Exercise task:
Locate each line of the material that contains "customers", then return it.
** begin Task material **
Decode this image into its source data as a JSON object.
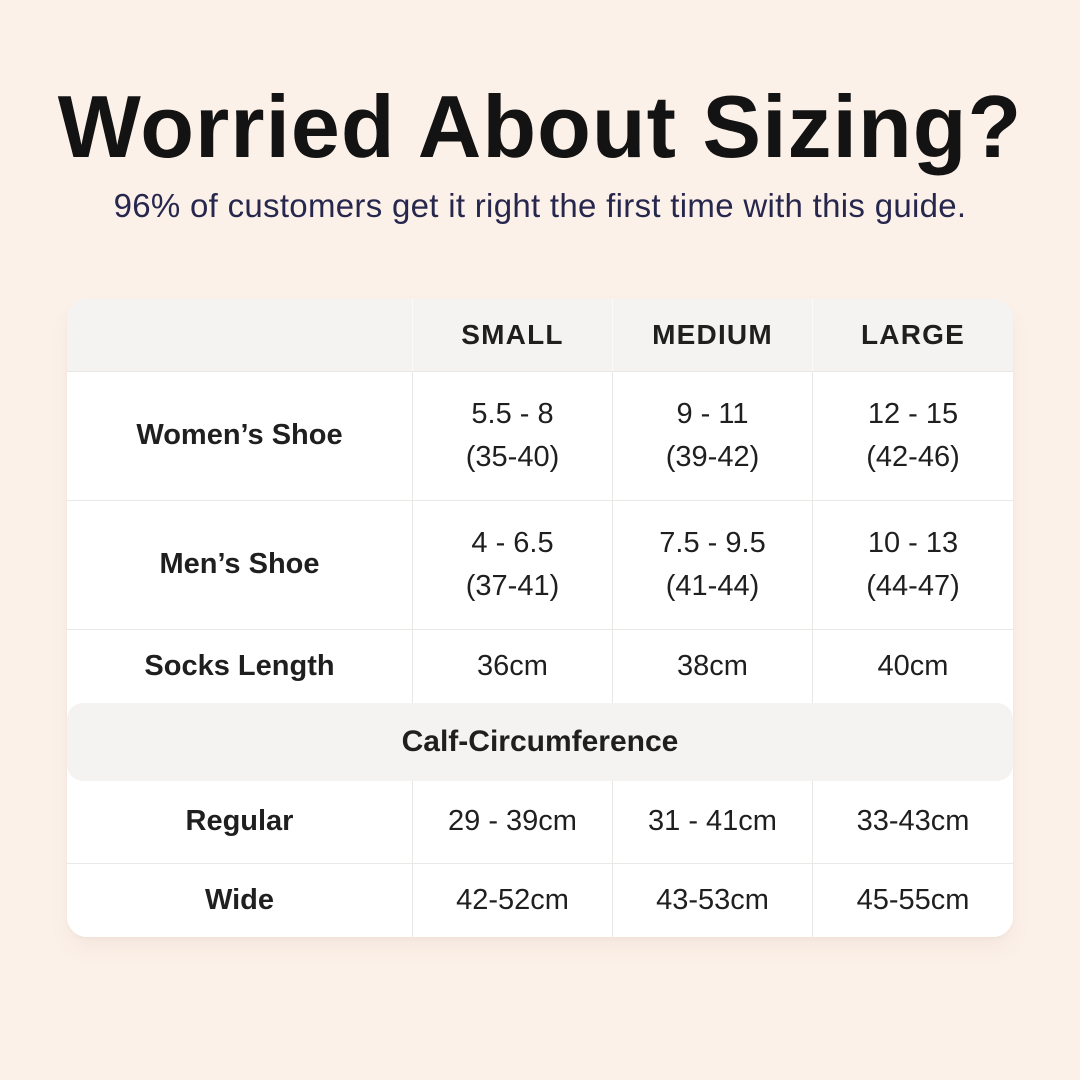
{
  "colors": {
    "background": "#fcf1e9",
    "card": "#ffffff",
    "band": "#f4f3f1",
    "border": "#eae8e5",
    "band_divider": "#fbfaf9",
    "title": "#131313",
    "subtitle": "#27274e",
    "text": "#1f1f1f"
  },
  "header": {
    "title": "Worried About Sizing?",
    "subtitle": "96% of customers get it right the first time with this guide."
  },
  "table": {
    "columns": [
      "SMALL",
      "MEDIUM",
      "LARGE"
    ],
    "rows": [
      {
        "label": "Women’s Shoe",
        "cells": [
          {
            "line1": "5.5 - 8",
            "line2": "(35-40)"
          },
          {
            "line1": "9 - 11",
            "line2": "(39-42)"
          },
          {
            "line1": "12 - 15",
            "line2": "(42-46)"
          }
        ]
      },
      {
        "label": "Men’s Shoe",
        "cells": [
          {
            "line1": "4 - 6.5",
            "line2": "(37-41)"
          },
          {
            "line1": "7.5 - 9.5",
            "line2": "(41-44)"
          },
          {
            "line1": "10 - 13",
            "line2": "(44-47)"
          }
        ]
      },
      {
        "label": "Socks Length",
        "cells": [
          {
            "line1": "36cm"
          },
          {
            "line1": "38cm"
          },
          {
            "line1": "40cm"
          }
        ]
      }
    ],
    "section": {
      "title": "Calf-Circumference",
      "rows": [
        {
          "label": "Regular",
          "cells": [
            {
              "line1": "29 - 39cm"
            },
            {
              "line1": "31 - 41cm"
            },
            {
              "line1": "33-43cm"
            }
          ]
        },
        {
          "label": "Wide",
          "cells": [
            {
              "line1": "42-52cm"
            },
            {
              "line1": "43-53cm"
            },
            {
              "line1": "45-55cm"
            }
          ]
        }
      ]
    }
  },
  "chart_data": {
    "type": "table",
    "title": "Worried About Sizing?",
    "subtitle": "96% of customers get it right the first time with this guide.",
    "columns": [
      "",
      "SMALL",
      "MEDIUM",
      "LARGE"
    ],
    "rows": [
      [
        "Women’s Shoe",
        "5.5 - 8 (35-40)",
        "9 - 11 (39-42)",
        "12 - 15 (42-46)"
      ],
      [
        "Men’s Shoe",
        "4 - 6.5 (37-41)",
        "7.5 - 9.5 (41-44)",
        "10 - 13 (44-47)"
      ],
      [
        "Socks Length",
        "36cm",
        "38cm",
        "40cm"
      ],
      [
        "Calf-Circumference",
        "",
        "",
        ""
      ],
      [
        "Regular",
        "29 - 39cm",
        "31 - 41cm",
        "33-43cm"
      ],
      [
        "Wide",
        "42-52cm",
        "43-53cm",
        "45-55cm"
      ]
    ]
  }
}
** end Task material **
** begin Task material **
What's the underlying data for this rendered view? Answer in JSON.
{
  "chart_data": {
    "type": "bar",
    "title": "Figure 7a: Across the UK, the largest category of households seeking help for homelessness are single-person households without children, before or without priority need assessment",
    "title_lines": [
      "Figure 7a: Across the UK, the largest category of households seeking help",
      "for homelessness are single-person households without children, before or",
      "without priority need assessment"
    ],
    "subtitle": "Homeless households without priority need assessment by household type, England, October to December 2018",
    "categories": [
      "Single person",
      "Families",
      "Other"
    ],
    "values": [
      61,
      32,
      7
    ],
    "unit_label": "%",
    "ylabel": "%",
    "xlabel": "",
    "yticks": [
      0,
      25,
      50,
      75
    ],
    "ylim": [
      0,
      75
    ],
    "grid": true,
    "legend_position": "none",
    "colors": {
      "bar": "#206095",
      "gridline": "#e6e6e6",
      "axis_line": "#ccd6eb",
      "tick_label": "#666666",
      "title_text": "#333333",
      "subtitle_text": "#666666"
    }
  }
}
** end Task material **
** begin Task material **
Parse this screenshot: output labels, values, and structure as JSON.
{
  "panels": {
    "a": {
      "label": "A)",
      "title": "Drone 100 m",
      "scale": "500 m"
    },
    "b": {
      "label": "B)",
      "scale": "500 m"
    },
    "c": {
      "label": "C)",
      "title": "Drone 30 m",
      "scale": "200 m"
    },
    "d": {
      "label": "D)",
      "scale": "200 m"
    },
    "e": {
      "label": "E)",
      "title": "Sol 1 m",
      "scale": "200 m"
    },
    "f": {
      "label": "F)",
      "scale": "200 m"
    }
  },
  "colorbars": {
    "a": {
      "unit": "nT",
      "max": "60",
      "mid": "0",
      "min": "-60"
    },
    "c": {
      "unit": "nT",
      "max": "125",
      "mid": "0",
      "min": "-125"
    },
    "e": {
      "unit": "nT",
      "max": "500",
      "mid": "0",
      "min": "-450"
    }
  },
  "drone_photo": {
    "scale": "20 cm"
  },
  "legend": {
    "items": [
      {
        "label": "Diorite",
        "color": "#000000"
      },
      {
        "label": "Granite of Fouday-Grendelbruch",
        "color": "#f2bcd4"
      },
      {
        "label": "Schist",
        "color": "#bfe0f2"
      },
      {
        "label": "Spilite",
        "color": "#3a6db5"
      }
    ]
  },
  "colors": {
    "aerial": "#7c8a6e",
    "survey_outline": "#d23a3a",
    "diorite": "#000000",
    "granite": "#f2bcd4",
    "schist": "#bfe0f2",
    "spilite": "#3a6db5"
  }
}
** end Task material **
In response:
    "subtitle": "96% of customers get it right the first time with this guide."
    "subtitle": "96% of customers get it right the first time with this guide.",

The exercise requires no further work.